What to work on - Among the entries below, count the lines that contain the word "sudut". Write down only the total.

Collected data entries
..........

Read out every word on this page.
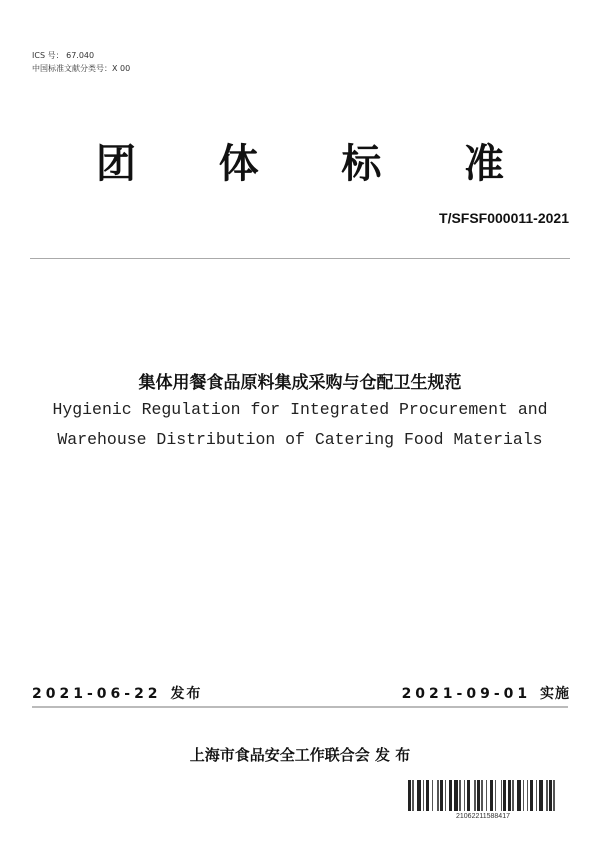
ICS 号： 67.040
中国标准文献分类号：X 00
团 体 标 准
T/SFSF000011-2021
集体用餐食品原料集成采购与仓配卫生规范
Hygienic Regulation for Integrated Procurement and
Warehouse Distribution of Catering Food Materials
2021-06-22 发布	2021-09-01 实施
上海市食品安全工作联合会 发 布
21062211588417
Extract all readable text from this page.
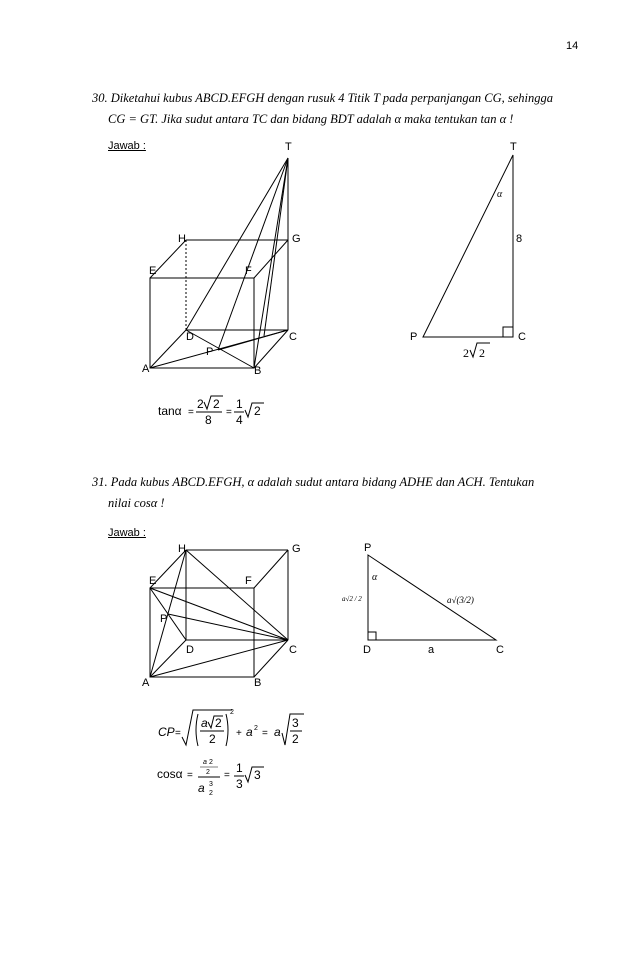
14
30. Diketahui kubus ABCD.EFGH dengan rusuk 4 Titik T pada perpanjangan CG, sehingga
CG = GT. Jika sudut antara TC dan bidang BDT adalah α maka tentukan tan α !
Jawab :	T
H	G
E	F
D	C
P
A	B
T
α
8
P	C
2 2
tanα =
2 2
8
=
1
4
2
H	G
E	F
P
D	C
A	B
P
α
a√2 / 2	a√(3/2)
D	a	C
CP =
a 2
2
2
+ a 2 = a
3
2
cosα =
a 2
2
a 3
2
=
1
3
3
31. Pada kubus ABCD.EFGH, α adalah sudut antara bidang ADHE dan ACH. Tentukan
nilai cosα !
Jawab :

..........

Response below - 2